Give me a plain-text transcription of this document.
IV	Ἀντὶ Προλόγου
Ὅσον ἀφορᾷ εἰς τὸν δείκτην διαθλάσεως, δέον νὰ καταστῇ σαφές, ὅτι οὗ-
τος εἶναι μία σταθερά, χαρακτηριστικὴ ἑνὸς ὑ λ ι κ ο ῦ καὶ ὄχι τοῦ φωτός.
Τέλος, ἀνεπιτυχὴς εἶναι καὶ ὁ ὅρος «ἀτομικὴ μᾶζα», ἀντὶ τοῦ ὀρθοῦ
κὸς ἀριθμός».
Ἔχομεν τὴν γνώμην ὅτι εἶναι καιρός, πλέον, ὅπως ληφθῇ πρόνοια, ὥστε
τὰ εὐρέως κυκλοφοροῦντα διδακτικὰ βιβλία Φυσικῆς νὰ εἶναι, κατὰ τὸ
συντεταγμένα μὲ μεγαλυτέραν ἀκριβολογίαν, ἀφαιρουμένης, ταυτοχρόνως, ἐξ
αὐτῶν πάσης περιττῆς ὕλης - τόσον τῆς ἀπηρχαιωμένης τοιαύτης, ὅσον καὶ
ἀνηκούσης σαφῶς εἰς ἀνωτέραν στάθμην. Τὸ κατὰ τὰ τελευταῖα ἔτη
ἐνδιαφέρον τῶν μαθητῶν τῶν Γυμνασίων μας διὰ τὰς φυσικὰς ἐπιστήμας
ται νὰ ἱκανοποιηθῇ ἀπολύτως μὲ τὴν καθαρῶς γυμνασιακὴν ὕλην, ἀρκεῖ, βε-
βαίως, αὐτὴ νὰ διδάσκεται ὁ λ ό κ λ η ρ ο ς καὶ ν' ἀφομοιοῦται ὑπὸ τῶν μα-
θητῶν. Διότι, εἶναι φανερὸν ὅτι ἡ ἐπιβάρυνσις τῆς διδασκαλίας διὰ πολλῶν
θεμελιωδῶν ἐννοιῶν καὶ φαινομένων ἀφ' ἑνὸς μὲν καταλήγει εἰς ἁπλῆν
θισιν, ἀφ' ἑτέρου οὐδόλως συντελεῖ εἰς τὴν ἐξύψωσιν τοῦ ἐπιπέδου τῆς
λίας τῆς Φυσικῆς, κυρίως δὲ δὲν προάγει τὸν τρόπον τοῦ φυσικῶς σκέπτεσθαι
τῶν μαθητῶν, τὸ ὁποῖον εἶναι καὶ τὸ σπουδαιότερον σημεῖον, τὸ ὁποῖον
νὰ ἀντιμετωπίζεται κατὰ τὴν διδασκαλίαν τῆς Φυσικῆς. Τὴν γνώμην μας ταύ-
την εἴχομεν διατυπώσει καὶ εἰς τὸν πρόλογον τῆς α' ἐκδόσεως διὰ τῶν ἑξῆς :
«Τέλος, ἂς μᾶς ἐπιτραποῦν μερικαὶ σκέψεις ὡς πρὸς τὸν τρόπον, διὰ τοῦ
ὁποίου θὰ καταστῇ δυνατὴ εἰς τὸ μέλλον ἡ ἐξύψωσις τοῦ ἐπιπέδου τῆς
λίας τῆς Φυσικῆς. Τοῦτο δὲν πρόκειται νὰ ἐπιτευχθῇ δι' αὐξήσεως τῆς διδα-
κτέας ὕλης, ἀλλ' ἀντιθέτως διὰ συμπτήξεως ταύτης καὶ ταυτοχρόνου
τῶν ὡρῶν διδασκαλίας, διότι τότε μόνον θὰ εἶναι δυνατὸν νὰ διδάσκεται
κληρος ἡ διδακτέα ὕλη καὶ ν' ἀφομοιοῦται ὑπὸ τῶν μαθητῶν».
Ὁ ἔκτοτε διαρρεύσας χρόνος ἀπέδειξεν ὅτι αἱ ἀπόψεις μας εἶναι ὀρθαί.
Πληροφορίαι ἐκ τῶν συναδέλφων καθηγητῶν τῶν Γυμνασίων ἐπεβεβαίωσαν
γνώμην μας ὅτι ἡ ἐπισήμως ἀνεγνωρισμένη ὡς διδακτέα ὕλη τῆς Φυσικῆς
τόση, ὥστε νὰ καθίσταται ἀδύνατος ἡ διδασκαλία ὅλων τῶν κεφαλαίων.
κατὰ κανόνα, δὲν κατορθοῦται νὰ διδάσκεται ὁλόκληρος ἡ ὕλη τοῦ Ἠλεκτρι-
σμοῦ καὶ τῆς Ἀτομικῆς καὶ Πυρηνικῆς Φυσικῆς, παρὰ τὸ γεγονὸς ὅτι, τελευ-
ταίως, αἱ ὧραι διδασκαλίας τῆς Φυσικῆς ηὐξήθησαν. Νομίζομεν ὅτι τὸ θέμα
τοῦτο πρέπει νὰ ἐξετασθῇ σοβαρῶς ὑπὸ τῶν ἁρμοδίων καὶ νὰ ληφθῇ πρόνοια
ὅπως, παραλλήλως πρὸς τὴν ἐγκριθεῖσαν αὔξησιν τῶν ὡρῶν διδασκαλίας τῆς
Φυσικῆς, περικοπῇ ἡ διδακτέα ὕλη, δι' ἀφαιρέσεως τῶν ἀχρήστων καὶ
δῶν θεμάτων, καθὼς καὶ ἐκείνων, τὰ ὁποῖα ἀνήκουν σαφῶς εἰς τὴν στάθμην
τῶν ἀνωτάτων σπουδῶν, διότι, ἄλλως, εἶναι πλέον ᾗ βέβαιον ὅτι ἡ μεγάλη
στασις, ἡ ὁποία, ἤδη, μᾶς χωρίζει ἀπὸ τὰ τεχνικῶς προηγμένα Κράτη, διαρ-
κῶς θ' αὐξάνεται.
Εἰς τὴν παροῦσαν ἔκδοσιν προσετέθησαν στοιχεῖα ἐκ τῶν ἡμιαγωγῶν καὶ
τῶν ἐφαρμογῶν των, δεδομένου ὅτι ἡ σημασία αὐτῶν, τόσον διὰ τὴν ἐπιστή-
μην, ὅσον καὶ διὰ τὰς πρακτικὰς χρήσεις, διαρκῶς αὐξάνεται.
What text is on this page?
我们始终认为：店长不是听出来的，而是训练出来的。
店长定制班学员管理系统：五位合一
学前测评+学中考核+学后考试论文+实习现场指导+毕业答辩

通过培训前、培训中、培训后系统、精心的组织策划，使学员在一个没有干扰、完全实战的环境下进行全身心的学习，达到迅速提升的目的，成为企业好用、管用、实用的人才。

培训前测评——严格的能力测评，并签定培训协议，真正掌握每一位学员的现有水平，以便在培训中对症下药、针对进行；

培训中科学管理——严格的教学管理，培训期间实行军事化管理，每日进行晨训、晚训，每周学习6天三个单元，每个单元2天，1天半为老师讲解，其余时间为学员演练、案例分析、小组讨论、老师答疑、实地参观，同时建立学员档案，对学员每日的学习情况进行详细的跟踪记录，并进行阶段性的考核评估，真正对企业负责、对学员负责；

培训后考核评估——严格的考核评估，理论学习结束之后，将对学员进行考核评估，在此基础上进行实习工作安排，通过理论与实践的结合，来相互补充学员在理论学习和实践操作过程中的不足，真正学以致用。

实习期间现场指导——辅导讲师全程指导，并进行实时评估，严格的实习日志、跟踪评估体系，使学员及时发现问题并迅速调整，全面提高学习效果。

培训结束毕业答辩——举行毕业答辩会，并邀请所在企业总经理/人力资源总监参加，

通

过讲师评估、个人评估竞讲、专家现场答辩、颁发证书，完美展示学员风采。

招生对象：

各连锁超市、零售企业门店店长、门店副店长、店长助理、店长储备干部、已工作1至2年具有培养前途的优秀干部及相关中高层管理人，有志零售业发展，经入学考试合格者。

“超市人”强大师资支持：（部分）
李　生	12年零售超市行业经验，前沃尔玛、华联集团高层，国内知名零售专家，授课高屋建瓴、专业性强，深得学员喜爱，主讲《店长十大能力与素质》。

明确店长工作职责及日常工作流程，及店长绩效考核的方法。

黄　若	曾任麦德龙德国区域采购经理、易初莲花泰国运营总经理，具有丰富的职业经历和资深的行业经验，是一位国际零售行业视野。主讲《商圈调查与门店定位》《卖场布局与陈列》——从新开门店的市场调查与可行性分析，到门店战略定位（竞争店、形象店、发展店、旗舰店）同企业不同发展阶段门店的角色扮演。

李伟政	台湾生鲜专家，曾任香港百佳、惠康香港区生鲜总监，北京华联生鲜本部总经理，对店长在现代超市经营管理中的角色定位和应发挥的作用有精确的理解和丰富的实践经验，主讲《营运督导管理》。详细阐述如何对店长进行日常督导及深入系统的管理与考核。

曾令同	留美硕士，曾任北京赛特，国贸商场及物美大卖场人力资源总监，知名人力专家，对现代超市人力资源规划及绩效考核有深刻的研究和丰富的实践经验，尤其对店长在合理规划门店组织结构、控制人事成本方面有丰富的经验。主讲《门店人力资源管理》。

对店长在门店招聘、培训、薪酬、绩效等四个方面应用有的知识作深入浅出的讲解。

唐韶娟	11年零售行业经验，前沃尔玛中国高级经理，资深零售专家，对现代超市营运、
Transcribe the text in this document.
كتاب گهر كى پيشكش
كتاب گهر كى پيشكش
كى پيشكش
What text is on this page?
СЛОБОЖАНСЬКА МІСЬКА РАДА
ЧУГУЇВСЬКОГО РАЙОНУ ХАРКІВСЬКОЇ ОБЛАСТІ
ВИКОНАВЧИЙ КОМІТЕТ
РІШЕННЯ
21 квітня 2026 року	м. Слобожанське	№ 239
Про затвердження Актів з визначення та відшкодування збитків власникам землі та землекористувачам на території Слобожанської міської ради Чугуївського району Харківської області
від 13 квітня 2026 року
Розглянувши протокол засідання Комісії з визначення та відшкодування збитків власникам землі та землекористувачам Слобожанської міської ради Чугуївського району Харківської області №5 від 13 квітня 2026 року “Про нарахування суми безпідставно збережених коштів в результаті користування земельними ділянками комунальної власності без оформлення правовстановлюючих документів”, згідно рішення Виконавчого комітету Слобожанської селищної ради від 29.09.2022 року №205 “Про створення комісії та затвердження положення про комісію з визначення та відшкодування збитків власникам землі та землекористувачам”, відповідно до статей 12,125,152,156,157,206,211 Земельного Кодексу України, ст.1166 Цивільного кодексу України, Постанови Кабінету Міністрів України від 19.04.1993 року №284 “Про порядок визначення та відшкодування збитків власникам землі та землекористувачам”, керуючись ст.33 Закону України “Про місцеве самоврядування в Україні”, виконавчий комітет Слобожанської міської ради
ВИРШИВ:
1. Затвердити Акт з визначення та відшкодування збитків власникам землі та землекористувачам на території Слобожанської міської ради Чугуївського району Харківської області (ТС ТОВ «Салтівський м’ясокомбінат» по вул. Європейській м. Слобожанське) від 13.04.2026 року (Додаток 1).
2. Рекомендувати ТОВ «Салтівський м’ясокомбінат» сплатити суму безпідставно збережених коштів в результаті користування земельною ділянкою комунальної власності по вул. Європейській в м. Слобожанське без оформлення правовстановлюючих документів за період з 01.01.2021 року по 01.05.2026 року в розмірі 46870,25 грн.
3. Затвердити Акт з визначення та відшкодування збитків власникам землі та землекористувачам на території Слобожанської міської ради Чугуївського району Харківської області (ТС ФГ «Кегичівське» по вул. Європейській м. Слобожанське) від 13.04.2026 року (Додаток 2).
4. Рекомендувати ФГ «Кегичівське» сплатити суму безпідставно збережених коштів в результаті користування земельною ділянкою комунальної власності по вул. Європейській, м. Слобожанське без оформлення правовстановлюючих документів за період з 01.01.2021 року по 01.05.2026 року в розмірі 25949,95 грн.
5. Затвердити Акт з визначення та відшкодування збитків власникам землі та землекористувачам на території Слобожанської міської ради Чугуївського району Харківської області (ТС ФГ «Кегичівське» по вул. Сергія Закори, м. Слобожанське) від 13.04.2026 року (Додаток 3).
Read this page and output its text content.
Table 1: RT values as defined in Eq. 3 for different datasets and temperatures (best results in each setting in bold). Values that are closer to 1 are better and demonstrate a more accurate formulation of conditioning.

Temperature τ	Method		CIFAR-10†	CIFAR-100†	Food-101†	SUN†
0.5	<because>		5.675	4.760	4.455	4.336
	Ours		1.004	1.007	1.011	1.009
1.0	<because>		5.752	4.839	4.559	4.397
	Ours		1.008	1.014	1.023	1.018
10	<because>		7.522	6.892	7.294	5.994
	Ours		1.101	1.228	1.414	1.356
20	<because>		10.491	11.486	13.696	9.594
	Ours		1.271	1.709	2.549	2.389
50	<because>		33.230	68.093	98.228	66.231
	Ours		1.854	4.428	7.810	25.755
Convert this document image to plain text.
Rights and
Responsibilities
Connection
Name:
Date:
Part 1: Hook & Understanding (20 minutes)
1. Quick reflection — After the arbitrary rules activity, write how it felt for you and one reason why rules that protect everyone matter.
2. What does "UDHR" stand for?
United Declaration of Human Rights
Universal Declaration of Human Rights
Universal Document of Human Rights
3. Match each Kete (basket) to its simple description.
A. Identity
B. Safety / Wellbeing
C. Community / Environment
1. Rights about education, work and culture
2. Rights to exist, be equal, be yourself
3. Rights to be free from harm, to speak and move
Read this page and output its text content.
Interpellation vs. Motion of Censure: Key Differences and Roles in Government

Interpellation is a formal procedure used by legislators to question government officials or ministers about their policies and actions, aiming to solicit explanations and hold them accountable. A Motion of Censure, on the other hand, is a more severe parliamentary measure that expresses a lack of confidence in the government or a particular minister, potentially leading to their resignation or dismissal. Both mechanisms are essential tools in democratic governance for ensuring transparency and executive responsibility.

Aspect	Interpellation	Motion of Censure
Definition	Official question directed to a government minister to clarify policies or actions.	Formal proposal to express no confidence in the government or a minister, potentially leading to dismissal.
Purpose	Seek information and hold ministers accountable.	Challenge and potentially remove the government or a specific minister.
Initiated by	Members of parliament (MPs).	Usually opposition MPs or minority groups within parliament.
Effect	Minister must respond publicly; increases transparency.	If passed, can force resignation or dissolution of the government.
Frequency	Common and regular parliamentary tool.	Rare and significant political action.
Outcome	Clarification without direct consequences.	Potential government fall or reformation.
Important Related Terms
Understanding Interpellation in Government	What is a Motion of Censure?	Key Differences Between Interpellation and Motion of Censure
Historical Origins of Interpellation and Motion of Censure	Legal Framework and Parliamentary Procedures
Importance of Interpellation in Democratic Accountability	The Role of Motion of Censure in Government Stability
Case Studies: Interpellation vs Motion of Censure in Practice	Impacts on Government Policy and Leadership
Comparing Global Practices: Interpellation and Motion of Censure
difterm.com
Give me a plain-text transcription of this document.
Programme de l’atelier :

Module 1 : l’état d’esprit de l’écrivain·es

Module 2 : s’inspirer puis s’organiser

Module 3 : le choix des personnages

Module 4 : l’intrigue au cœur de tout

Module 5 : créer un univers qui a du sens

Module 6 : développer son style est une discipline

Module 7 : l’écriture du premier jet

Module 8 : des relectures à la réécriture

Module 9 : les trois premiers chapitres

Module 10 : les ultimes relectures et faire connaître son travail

SET PROBLEM:
Pick out and copy every line that contains the word "ὕλης".

RESULT OF THIS EXERCISE:
αὐτῶν πάσης περιττῆς ὕλης - τόσον τῆς ἀπηρχαιωμένης τοιαύτης, ὅσον καὶ
κτέας ὕλης, ἀλλ' ἀντιθέτως διὰ συμπτήξεως ταύτης καὶ ταυτοχρόνου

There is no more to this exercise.